### Task to complete
Restate the records that follow word for word; no pictures should appear.

### Data provided

>> START

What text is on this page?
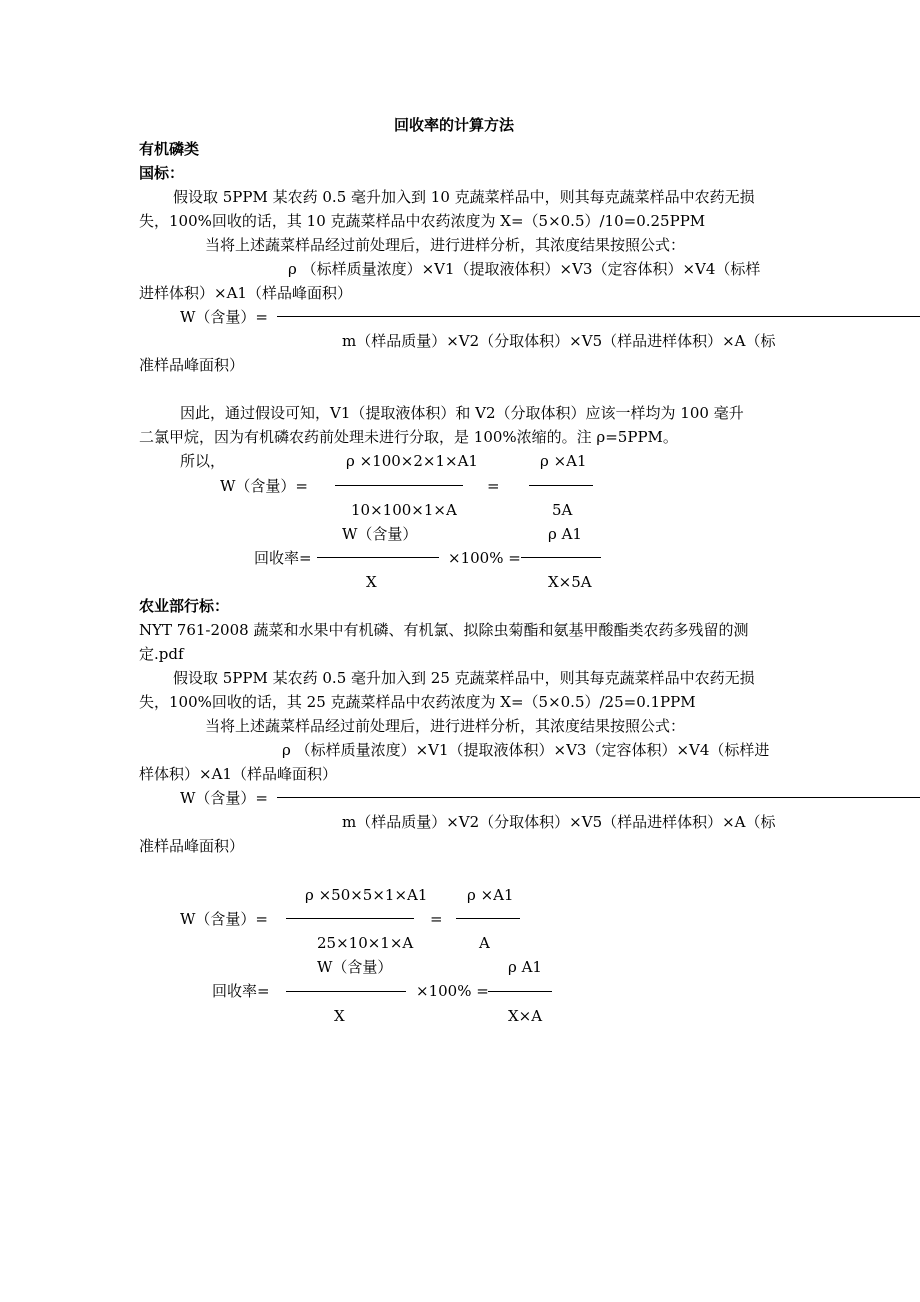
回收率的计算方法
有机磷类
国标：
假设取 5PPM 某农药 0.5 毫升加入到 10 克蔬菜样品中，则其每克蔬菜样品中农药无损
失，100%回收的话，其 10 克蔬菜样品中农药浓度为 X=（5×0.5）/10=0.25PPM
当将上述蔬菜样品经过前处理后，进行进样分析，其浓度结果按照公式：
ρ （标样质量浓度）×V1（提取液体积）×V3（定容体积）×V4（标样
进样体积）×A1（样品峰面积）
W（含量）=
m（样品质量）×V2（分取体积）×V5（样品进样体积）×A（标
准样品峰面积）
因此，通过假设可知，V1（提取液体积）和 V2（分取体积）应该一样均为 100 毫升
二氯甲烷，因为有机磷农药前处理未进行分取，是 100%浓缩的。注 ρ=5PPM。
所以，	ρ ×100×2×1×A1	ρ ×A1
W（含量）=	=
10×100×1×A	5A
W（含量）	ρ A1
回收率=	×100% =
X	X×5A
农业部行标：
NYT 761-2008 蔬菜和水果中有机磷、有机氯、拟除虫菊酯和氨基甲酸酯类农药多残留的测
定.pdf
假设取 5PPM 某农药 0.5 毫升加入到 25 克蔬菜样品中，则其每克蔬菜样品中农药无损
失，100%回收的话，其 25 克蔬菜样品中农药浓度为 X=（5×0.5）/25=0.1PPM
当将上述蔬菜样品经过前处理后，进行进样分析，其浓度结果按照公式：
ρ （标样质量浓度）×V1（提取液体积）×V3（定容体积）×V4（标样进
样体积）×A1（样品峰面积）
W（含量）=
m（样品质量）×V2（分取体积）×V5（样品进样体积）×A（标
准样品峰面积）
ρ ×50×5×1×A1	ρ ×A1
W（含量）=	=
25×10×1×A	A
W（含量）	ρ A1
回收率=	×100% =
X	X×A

>> END

### Exercise response
What text is on this page?
回收率的计算方法
有机磷类
国标：
假设取 5PPM 某农药 0.5 毫升加入到 10 克蔬菜样品中，则其每克蔬菜样品中农药无损
失，100%回收的话，其 10 克蔬菜样品中农药浓度为 X=（5×0.5）/10=0.25PPM
当将上述蔬菜样品经过前处理后，进行进样分析，其浓度结果按照公式：
ρ （标样质量浓度）×V1（提取液体积）×V3（定容体积）×V4（标样
进样体积）×A1（样品峰面积）
W（含量）=
m（样品质量）×V2（分取体积）×V5（样品进样体积）×A（标
准样品峰面积）
因此，通过假设可知，V1（提取液体积）和 V2（分取体积）应该一样均为 100 毫升
二氯甲烷，因为有机磷农药前处理未进行分取，是 100%浓缩的。注 ρ=5PPM。
所以，	ρ ×100×2×1×A1	ρ ×A1
W（含量）=	=
10×100×1×A	5A
W（含量）	ρ A1
回收率=	×100% =
X	X×5A
农业部行标：
NYT 761-2008 蔬菜和水果中有机磷、有机氯、拟除虫菊酯和氨基甲酸酯类农药多残留的测
定.pdf
假设取 5PPM 某农药 0.5 毫升加入到 25 克蔬菜样品中，则其每克蔬菜样品中农药无损
失，100%回收的话，其 25 克蔬菜样品中农药浓度为 X=（5×0.5）/25=0.1PPM
当将上述蔬菜样品经过前处理后，进行进样分析，其浓度结果按照公式：
ρ （标样质量浓度）×V1（提取液体积）×V3（定容体积）×V4（标样进
样体积）×A1（样品峰面积）
W（含量）=
m（样品质量）×V2（分取体积）×V5（样品进样体积）×A（标
准样品峰面积）
ρ ×50×5×1×A1	ρ ×A1
W（含量）=	=
25×10×1×A	A
W（含量）	ρ A1
回收率=	×100% =
X	X×A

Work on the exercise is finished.